> **SHORT EXERCISE**
Rewrite everything from the start of the records down through the line containing "bar-others xyxy=(1024,176,1139,513)", changing "data-label" to "value-label" and leaving everything else unchanged.

■ ■ ■ ■ ■

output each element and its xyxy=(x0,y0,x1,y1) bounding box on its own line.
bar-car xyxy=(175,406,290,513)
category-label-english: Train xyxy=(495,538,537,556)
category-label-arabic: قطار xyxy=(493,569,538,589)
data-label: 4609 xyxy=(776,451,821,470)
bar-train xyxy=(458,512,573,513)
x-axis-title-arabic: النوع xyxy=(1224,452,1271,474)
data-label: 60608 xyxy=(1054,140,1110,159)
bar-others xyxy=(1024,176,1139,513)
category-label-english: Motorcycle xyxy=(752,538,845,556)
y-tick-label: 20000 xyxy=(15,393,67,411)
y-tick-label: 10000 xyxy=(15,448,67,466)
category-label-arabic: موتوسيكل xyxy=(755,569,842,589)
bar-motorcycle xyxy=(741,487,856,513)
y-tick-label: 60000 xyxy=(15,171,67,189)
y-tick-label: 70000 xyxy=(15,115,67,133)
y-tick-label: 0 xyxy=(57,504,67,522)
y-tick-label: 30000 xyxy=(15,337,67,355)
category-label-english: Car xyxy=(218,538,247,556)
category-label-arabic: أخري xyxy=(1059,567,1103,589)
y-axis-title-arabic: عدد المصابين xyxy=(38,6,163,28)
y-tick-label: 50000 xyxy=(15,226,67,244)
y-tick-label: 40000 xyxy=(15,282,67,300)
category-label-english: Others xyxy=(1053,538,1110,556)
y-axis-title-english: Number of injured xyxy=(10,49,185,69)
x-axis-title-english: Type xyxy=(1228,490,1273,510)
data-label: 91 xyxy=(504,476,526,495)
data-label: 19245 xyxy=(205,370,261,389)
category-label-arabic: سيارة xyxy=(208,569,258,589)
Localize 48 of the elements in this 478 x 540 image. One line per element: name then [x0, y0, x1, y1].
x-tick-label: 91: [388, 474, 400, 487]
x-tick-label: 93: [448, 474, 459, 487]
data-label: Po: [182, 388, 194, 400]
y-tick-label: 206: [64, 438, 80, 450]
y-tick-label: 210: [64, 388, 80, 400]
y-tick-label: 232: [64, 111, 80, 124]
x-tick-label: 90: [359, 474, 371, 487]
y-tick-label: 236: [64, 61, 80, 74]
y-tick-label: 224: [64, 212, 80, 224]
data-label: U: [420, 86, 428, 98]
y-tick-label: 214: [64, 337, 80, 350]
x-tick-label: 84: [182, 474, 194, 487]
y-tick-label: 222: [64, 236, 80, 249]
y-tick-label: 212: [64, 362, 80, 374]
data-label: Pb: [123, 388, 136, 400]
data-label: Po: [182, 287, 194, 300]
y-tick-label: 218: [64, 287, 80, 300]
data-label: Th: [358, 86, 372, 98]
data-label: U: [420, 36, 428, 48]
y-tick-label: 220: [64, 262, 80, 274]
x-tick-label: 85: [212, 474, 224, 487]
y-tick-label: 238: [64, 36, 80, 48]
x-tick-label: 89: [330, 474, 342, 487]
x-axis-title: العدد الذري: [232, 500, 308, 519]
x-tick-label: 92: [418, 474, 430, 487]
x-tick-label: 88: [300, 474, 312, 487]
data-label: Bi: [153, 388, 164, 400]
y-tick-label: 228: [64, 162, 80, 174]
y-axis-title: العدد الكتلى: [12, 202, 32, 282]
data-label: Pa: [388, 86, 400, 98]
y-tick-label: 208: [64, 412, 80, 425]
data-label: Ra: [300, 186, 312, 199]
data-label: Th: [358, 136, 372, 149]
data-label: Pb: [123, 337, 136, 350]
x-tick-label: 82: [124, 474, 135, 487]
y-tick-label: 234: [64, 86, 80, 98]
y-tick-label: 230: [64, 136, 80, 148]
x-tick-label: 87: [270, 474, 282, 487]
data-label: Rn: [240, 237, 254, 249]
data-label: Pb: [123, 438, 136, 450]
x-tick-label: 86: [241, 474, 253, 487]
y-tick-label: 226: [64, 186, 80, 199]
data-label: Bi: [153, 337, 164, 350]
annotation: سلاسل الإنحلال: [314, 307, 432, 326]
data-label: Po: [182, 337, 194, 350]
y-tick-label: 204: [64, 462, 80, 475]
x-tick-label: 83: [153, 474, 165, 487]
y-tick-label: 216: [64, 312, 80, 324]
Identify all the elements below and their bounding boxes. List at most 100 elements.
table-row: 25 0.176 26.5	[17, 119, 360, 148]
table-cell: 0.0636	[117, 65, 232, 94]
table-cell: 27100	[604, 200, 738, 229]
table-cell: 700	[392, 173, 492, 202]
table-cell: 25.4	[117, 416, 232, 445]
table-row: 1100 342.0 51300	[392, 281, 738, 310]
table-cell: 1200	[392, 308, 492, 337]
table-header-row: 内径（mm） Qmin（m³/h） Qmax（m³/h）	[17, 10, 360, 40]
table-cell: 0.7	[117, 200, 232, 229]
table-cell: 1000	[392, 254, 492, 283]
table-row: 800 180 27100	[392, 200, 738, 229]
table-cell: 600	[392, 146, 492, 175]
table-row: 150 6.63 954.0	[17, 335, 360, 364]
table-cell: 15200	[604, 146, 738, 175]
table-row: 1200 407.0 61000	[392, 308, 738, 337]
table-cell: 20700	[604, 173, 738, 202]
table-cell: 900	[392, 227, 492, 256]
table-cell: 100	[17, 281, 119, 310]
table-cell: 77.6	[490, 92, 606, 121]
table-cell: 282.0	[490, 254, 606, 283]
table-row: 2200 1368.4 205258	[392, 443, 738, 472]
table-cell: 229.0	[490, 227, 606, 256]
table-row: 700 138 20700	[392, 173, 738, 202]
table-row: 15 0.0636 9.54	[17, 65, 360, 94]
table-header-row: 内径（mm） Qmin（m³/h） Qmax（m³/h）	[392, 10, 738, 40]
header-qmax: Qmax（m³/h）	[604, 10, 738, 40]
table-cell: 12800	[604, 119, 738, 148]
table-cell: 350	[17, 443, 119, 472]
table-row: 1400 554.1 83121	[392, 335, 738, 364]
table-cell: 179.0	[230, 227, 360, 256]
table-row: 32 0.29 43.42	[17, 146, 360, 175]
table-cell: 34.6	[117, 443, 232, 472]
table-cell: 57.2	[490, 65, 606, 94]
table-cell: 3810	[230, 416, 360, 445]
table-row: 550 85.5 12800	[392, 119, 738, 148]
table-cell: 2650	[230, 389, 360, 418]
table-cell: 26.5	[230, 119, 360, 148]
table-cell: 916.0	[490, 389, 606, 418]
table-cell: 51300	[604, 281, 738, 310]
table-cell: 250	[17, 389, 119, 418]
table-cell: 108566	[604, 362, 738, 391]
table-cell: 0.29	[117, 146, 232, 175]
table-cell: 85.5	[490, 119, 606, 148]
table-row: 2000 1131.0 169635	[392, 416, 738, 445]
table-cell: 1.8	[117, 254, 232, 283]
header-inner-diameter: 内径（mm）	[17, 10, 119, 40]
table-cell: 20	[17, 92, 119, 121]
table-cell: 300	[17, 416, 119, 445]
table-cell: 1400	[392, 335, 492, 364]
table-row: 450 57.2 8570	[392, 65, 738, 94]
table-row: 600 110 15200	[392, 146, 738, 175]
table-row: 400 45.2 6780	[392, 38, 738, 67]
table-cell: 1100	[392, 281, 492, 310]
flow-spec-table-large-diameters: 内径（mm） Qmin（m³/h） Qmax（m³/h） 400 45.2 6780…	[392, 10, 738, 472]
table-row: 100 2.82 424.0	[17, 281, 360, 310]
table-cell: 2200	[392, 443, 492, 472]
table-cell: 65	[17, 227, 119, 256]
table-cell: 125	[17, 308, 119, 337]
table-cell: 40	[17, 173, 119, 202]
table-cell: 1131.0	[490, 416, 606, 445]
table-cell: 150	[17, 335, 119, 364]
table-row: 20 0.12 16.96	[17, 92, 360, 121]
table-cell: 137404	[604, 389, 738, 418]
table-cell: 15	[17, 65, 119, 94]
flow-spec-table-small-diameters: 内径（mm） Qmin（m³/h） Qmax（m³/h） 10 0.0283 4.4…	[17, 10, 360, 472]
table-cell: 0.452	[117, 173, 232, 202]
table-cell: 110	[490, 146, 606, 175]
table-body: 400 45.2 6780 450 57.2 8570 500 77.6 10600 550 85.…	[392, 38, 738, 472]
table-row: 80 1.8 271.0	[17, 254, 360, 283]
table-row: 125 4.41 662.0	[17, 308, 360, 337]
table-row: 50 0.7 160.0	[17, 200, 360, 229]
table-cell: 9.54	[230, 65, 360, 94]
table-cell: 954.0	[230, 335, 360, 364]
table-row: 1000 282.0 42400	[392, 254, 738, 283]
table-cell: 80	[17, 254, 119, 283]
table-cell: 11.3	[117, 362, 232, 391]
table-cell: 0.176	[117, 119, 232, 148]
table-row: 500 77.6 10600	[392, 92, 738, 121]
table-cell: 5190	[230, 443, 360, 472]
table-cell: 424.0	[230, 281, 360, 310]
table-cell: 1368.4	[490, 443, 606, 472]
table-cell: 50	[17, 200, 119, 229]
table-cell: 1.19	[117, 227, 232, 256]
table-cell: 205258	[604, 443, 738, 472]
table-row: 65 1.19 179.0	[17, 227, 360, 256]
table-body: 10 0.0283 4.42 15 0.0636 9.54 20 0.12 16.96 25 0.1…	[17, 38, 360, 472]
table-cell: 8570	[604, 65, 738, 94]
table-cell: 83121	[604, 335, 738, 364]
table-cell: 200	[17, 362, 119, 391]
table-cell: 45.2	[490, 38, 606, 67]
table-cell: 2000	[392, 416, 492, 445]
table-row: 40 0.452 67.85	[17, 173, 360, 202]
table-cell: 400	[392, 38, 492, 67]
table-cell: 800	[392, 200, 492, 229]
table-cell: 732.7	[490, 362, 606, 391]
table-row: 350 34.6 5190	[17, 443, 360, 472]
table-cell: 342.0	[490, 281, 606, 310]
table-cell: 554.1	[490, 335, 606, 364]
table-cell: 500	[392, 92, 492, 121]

■ ■ ■ ■ ■

> **RESULT OF THIS TASK**
output each element and its xyxy=(x0,y0,x1,y1) bounding box on its own line.
bar-car xyxy=(175,406,290,513)
category-label-english: Train xyxy=(495,538,537,556)
category-label-arabic: قطار xyxy=(493,569,538,589)
value-label: 4609 xyxy=(776,451,821,470)
bar-train xyxy=(458,512,573,513)
x-axis-title-arabic: النوع xyxy=(1224,452,1271,474)
value-label: 60608 xyxy=(1054,140,1110,159)
bar-others xyxy=(1024,176,1139,513)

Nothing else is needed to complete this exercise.